Identify the lines bearing the string "acting" and gather them.

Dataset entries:
%%

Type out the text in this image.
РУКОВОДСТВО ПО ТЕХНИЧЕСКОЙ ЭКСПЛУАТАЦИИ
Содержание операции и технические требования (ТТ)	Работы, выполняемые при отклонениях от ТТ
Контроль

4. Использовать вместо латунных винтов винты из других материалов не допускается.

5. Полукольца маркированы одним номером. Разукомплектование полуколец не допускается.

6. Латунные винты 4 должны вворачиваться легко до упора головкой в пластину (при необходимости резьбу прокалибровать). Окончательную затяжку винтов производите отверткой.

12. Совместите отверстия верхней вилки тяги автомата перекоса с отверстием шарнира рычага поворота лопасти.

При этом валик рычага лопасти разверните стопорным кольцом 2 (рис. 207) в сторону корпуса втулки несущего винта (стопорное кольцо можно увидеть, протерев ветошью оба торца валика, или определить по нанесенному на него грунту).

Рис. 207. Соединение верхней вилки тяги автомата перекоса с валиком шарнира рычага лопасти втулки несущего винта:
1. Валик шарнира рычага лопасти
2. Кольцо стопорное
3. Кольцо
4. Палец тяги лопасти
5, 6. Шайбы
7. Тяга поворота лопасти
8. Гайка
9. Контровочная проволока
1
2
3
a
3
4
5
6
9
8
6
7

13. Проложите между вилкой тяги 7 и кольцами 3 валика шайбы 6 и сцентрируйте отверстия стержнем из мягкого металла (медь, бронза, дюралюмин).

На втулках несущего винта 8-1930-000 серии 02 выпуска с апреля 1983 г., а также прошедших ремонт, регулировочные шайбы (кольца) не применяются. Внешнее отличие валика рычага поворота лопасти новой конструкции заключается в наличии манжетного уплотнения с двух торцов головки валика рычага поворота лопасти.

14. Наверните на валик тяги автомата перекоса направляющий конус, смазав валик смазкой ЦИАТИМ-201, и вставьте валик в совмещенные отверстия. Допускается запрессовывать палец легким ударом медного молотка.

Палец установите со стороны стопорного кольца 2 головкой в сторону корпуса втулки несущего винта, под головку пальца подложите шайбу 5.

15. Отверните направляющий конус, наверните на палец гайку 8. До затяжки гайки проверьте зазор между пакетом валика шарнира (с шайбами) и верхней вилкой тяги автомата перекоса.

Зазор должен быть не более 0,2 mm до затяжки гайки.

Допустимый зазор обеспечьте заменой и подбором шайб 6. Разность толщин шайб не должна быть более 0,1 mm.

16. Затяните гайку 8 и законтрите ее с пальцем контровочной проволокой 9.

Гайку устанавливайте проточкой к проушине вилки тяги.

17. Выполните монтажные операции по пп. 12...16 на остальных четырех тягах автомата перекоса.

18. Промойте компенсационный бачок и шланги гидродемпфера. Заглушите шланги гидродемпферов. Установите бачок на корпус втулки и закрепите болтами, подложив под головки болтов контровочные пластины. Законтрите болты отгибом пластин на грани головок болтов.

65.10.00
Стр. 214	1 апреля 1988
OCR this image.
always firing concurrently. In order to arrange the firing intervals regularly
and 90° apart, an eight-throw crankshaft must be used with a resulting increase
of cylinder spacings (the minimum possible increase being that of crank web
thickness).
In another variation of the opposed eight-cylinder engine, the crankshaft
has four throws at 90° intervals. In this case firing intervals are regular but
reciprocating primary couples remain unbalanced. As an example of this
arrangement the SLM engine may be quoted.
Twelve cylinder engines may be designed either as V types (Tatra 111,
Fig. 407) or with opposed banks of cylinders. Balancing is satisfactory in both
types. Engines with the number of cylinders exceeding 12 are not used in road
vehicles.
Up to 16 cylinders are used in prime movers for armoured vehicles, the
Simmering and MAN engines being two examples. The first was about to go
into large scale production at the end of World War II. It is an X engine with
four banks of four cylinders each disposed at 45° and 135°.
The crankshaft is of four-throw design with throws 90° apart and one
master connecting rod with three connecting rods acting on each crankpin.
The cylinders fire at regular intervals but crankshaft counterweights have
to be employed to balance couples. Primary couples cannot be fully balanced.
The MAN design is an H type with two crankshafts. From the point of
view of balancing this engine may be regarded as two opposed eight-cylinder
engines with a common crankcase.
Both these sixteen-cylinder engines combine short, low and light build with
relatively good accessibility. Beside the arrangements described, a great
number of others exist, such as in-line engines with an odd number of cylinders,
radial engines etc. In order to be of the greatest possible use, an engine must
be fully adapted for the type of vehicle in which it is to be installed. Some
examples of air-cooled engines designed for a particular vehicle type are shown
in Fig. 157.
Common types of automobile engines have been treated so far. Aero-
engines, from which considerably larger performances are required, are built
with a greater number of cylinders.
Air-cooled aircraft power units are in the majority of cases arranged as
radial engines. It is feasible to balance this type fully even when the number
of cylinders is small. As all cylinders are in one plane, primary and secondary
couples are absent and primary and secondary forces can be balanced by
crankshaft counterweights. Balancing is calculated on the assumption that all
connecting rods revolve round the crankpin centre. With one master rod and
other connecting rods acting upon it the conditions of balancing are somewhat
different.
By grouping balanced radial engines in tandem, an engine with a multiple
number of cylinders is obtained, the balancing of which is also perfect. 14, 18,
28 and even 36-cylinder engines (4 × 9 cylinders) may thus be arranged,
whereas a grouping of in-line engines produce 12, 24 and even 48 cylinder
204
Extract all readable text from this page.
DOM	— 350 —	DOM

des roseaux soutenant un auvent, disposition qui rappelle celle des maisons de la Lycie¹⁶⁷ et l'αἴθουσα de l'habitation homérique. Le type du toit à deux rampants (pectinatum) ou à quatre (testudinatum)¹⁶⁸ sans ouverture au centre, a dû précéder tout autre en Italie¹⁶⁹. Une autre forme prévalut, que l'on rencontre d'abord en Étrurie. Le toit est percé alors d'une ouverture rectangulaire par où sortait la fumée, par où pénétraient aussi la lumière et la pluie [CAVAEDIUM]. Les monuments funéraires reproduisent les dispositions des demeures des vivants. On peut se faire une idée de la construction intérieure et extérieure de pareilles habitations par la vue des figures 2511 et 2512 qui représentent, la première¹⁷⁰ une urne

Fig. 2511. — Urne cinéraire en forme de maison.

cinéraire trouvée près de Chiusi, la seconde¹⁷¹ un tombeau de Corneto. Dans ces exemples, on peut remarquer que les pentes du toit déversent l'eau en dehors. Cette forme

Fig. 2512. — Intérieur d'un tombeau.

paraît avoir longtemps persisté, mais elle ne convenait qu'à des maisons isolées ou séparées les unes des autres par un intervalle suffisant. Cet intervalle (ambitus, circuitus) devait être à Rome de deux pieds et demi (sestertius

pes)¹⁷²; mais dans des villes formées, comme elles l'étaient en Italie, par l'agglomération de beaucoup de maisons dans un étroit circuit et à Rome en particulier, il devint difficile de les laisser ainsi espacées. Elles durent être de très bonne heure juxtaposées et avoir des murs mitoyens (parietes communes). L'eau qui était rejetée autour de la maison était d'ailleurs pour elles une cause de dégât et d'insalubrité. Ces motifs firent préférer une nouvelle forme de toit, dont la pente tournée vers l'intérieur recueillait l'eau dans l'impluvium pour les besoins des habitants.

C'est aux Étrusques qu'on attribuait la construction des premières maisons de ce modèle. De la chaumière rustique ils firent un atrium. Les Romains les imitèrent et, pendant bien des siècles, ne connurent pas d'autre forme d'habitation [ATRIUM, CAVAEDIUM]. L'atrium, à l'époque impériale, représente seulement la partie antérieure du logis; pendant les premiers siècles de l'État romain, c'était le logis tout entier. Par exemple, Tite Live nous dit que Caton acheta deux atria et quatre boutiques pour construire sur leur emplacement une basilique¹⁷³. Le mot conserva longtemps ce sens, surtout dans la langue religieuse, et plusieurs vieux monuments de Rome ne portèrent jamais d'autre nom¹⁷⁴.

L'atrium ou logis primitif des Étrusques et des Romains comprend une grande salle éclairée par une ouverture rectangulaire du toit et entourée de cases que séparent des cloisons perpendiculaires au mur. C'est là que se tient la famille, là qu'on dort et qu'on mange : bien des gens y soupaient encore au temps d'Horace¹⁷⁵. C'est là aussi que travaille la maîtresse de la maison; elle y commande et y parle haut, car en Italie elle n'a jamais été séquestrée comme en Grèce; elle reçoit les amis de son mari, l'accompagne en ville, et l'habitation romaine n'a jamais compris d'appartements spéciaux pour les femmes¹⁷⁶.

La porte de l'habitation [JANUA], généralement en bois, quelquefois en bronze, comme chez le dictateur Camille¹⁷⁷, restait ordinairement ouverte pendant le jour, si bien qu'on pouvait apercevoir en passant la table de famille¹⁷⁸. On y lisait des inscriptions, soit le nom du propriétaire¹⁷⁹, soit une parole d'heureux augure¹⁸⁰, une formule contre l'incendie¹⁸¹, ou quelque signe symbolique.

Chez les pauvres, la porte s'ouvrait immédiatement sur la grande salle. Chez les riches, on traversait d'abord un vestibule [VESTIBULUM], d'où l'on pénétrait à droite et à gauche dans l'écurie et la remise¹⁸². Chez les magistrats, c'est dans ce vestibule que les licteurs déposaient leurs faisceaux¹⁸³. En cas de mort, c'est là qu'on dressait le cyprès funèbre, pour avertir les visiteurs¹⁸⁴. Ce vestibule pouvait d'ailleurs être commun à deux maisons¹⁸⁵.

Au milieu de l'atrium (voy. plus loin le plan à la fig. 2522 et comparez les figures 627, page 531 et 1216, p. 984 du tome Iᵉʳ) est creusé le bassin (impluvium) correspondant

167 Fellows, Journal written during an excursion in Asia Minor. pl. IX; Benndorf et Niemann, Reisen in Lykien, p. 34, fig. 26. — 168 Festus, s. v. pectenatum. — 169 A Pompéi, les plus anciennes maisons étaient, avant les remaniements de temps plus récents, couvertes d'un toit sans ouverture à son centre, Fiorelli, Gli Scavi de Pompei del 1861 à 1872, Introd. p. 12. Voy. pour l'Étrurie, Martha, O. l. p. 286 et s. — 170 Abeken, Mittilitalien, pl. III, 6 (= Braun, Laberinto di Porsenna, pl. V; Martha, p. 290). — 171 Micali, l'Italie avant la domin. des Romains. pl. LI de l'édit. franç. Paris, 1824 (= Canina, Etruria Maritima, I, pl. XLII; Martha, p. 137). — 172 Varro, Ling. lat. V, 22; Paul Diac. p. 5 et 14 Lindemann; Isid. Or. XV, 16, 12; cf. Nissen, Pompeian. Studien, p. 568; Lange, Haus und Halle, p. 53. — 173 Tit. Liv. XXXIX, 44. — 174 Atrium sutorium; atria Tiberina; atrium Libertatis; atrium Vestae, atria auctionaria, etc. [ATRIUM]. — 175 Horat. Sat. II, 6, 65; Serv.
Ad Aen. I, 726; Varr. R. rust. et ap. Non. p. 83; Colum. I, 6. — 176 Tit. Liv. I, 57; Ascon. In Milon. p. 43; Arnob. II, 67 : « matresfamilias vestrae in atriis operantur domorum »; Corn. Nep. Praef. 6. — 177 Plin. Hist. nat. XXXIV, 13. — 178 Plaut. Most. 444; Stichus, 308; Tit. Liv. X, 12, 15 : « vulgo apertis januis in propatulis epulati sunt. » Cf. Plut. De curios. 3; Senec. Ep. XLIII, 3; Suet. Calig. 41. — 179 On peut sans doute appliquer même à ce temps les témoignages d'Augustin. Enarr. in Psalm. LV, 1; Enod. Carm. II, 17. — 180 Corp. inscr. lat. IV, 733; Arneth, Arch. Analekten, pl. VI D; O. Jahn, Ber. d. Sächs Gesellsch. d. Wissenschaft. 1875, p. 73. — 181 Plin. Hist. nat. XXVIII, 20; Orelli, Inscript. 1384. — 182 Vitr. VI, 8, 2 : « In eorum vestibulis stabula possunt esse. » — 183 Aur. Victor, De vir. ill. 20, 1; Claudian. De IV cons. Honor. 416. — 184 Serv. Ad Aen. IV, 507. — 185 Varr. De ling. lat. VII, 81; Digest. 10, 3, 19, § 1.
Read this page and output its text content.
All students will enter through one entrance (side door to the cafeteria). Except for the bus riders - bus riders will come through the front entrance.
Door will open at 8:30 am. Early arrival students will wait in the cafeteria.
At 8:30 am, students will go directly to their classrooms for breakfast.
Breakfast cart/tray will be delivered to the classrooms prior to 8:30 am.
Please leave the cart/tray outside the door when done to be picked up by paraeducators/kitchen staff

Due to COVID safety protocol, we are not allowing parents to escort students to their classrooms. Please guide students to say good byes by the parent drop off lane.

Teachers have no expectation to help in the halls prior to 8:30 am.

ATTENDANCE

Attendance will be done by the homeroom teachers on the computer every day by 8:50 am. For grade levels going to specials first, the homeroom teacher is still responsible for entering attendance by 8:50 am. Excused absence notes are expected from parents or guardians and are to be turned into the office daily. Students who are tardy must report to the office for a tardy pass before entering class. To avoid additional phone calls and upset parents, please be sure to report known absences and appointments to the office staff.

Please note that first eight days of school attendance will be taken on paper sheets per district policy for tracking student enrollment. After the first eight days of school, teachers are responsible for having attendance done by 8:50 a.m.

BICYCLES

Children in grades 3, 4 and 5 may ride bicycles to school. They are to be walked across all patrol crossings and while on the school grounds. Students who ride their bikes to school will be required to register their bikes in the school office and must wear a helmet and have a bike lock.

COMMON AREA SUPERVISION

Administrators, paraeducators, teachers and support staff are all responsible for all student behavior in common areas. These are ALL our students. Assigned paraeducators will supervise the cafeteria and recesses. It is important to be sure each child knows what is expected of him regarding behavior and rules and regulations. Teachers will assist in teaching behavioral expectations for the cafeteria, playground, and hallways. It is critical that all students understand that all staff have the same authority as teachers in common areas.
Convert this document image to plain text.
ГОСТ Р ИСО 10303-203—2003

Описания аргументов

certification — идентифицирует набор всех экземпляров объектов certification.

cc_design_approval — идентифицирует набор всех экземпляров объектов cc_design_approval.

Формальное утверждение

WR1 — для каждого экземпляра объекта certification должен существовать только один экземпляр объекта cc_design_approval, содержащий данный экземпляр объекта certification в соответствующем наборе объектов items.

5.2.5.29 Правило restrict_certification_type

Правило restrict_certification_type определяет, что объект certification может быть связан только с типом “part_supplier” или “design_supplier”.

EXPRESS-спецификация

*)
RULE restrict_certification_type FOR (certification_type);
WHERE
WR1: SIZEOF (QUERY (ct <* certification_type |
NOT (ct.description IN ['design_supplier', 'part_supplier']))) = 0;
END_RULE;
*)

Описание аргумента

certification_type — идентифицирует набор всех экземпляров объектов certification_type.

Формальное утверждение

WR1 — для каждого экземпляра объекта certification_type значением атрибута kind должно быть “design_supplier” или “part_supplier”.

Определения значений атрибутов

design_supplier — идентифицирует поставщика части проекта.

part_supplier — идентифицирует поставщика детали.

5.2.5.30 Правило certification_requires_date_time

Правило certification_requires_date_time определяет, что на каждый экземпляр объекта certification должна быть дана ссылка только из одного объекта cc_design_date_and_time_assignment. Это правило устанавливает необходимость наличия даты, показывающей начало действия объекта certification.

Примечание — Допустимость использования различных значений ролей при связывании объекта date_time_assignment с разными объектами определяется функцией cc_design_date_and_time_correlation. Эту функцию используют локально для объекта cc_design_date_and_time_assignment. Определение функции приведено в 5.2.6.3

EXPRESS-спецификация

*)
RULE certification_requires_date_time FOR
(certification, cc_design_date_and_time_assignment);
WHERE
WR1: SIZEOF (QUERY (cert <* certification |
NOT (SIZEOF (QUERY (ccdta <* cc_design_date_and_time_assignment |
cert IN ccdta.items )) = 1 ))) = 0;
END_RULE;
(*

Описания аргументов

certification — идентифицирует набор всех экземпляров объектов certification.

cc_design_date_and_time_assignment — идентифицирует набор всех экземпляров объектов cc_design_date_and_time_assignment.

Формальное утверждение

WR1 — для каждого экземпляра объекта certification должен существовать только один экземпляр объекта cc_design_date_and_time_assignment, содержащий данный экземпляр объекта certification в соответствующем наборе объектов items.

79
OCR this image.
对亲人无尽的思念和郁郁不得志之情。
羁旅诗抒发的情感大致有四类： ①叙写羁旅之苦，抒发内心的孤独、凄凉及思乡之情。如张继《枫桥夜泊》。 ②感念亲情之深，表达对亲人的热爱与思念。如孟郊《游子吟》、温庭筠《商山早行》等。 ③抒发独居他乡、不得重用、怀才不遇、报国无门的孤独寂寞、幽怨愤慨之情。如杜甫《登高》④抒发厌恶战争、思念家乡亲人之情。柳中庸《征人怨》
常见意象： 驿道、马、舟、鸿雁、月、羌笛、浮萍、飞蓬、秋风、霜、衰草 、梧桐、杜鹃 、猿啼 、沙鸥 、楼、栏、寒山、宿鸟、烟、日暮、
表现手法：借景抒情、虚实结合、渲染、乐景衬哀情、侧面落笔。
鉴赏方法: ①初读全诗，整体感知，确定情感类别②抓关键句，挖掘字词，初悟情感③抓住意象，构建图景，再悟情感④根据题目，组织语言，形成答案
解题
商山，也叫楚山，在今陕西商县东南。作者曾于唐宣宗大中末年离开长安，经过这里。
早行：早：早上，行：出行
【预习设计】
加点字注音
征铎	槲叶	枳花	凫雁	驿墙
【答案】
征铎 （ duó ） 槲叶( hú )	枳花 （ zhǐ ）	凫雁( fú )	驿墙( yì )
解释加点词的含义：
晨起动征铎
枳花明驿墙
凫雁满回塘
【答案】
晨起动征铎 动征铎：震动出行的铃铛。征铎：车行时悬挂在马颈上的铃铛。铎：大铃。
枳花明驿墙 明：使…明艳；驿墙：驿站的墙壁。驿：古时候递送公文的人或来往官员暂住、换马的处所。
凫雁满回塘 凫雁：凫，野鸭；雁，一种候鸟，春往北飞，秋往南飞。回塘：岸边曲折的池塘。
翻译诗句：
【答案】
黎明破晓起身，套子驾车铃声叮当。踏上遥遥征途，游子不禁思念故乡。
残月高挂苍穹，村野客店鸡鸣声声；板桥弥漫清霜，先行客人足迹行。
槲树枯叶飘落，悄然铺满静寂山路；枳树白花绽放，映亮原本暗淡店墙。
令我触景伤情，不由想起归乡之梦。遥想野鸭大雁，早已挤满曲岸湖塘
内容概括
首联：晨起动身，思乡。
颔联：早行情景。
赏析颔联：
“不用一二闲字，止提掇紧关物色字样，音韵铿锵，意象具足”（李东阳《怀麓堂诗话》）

%%

The solution:
master connecting rod with three connecting rods acting on each crankpin.
other connecting rods acting upon it the conditions of balancing are somewhat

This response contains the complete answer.